> Requirements
List every line in this data where the string "name" occurs.

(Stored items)
------------------------------------------------

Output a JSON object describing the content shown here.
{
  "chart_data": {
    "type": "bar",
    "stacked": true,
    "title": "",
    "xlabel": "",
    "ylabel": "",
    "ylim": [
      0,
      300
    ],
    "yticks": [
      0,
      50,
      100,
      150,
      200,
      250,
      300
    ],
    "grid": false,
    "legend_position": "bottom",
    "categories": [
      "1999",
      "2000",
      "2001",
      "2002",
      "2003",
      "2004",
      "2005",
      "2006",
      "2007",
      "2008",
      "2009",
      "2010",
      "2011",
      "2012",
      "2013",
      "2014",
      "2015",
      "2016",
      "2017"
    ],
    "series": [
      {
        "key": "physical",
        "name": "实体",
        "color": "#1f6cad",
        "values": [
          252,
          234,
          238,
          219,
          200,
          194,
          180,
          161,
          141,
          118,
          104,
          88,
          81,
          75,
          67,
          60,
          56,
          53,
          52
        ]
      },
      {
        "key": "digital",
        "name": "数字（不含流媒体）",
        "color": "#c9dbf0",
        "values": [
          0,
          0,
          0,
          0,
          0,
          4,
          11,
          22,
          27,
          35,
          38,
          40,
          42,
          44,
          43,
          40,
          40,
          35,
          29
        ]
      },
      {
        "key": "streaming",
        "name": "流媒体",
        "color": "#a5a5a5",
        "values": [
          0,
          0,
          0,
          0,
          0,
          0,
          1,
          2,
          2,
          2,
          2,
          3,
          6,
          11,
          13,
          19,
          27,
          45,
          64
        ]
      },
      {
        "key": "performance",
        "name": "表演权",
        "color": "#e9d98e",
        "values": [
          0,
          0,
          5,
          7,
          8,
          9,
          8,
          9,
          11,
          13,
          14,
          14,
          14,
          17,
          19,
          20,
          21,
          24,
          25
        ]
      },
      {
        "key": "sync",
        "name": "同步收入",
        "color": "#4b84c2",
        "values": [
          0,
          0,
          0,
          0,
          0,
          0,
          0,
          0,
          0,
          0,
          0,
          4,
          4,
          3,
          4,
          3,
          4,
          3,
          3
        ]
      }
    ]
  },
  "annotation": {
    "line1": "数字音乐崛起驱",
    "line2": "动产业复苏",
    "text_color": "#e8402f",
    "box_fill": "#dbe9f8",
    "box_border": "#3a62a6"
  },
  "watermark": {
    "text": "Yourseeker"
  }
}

------------------------------------------------

> Written answer
        "name": "实体",
        "name": "数字（不含流媒体）",
        "name": "流媒体",
        "name": "表演权",
        "name": "同步收入",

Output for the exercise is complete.